Global Insight
- Type: Division
- Founded: March 2001; 25 years ago
- Headquarters: Lexington, Massachusetts, United States
- Revenue: $100 Million
- Number of employees: Over 700 in more than 14 countries
- Website: spglobal.com/marketintelligence/en/mi/industry/economics-country-risk.html

= Global Insight =

Economics forecasting organization

Global Insight is an economics forecasting organization, serving over 3,800 clients in industry, finance and government, with revenues of over $95 million (in 2006) and employing more than 600 staff in 23 offices in 13 countries. It is a division of S&P Global after its acquisition of IHS Inc.

==History==
Global Insight was formed in March 2001 from the merger of WEFA (formerly Wharton Econometric Forecasting Associates) and DRI (formerly Data Resources Inc), together with Primark Decision Economics (later called Decision Economics, Inc.), Primark Poland (later GlobalInTech, sp. z o.o.) and the French company DAFSA; its estimated 2008 revenues were at $120 million. It has since acquired several other companies, including PlanEcon, CIEMEX, Reebie Associates, and London-based World Markets Research Centre. On November 2, 2007, Global Insight acquired SupplierBusiness.

◆ Dataset excerpts ◆
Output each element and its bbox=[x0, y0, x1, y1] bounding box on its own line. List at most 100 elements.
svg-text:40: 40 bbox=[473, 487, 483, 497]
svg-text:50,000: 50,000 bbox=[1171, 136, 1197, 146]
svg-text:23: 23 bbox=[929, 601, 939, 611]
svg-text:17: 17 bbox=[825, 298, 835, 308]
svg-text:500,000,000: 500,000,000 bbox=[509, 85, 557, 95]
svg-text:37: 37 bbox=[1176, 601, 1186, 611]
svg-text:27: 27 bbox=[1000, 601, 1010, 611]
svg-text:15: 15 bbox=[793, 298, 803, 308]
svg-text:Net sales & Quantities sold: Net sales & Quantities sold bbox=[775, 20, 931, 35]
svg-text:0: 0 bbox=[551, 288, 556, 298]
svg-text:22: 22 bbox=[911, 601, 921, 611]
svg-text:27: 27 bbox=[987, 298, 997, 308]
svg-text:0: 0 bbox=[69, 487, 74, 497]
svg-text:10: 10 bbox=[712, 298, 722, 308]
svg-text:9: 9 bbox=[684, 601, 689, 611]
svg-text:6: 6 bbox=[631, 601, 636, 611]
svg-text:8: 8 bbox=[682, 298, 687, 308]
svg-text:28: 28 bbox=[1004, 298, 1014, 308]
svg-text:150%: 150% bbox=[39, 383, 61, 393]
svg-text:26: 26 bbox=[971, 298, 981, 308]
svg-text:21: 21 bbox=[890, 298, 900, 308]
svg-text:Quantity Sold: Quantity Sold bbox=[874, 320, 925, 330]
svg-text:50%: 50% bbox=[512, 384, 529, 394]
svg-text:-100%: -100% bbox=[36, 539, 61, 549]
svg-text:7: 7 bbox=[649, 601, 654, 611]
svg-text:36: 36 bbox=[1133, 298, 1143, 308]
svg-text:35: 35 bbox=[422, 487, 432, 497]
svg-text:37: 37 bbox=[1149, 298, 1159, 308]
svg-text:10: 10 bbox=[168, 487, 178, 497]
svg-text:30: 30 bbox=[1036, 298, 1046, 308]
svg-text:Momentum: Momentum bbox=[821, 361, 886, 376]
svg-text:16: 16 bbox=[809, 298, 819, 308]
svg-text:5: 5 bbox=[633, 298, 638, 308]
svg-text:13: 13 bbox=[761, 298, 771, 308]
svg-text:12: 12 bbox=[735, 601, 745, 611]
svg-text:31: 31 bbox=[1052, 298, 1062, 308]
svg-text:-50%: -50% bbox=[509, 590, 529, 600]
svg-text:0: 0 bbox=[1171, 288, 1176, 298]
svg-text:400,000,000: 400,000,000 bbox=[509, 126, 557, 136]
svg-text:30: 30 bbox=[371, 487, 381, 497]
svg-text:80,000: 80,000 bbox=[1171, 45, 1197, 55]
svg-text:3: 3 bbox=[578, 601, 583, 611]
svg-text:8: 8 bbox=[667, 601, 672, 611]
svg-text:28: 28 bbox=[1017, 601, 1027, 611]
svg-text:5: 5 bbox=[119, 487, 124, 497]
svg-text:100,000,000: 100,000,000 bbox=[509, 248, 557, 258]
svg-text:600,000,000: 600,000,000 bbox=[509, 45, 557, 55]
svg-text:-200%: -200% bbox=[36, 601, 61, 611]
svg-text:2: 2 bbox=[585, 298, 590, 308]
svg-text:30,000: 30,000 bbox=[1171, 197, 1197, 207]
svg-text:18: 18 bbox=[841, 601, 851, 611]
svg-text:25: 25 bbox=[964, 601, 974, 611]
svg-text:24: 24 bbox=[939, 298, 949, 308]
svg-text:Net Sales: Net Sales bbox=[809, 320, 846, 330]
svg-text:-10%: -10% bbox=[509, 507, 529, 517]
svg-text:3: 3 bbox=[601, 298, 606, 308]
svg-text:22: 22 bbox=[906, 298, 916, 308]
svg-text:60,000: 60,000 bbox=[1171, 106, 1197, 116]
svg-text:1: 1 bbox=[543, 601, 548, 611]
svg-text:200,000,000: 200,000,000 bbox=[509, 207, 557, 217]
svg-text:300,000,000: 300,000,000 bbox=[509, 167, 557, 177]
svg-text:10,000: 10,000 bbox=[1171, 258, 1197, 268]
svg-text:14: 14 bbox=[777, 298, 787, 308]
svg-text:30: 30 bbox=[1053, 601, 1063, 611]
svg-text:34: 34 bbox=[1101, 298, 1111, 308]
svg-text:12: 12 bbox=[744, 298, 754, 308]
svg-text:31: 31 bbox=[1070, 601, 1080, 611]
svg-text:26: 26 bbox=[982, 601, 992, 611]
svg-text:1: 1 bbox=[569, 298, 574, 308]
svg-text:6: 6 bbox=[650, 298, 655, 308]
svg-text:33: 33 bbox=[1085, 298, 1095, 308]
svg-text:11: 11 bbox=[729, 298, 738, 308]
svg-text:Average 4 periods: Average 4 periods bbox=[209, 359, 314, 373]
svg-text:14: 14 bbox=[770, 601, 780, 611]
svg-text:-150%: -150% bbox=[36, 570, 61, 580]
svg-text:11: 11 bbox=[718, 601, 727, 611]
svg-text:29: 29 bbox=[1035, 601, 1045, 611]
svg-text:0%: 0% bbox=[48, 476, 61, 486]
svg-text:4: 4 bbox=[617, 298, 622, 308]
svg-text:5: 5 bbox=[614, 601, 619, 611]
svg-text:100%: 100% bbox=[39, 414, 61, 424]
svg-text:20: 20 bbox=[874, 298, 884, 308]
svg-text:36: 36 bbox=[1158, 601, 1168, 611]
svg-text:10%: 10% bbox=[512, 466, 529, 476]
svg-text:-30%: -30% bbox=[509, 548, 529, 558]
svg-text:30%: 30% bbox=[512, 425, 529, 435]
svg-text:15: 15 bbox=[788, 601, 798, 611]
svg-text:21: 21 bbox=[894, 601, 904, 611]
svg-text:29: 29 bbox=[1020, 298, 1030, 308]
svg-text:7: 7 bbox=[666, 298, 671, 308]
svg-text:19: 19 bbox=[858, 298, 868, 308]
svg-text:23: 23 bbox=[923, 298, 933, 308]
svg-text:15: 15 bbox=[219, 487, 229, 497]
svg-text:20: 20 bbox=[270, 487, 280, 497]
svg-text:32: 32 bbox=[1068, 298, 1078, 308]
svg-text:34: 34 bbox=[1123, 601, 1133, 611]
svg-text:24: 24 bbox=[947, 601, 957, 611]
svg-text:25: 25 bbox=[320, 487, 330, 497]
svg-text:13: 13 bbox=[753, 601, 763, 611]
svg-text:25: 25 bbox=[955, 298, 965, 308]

◆ Exercise instructions ◆
Transcribe the entire Global Insight text word for word, from its first line to its last.

◆ Your solution ◆
Global Insight
- Type: Division
- Founded: March 2001; 25 years ago
- Headquarters: Lexington, Massachusetts, United States
- Revenue: $100 Million
- Number of employees: Over 700 in more than 14 countries
- Website: spglobal.com/marketintelligence/en/mi/industry/economics-country-risk.html

= Global Insight =

Economics forecasting organization

Global Insight is an economics forecasting organization, serving over 3,800 clients in industry, finance and government, with revenues of over $95 million (in 2006) and employing more than 600 staff in 23 offices in 13 countries. It is a division of S&P Global after its acquisition of IHS Inc.

==History==
Global Insight was formed in March 2001 from the merger of WEFA (formerly Wharton Econometric Forecasting Associates) and DRI (formerly Data Resources Inc), together with Primark Decision Economics (later called Decision Economics, Inc.), Primark Poland (later GlobalInTech, sp. z o.o.) and the French company DAFSA; its estimated 2008 revenues were at $120 million. It has since acquired several other companies, including PlanEcon, CIEMEX, Reebie Associates, and London-based World Markets Research Centre. On November 2, 2007, Global Insight acquired SupplierBusiness.